Given task = Filter the records for lines holding the string "each".

══ Record list

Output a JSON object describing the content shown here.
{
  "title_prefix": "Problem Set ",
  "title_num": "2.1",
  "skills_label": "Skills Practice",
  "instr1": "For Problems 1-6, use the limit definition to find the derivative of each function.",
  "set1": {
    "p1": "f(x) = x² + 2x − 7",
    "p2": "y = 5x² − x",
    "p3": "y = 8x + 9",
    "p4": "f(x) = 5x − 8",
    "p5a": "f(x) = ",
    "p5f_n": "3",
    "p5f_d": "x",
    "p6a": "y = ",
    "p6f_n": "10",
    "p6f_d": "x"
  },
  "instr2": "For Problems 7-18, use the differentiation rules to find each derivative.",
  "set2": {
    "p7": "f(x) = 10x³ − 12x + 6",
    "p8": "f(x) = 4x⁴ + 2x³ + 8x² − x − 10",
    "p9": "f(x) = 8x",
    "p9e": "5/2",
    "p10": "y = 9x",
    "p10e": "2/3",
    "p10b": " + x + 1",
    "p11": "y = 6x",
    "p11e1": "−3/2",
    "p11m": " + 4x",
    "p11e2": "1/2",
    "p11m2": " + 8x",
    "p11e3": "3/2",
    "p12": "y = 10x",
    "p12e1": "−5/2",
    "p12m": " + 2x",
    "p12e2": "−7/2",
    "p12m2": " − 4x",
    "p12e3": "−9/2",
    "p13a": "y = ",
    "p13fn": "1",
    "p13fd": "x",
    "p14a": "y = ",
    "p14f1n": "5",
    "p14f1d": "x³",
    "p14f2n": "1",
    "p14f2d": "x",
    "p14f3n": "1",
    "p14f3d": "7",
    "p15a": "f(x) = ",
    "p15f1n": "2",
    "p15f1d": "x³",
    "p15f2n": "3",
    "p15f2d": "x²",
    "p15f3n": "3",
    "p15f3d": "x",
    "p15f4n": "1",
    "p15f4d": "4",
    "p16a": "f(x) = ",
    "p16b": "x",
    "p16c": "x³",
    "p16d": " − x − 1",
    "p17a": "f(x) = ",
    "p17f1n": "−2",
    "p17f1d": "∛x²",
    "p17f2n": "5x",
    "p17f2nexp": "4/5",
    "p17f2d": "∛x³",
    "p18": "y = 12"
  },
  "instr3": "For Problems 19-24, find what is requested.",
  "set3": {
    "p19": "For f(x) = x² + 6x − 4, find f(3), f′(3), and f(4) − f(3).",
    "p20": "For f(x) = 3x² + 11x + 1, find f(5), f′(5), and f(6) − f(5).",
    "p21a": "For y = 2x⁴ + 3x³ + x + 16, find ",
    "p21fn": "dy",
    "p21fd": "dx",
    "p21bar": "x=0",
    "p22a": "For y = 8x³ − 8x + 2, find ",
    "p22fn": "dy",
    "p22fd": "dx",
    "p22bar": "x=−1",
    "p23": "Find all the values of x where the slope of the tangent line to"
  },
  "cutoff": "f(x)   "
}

════

Reply =
  "instr1": "For Problems 1-6, use the limit definition to find the derivative of each function.",
  "instr2": "For Problems 7-18, use the differentiation rules to find each derivative.",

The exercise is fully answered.